**TASK INSTRUCTIONS**. From the entries that follow, gather each line holding the word "docs".
— begin —
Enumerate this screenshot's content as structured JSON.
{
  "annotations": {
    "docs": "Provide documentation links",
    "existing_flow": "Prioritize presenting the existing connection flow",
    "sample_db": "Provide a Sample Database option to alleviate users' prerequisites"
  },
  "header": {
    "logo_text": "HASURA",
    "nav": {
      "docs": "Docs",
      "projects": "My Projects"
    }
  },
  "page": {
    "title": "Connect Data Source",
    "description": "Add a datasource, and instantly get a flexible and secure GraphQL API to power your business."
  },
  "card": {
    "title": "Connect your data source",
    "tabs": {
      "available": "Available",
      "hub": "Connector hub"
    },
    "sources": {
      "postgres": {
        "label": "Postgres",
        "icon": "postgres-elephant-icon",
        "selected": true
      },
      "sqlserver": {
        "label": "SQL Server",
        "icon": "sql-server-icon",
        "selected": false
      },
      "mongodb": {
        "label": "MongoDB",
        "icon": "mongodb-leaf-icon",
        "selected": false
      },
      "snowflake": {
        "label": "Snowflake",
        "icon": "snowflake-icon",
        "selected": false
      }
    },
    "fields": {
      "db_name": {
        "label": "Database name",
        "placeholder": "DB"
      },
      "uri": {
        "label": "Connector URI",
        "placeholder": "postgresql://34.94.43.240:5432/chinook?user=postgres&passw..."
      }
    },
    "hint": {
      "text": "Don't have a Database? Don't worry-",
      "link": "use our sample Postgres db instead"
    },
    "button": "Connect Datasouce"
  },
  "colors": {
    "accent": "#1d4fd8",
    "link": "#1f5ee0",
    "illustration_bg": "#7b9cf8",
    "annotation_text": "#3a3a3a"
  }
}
— end —
**COMPLETED EXERCISE**.
    "docs": "Provide documentation links",
      "docs": "Docs",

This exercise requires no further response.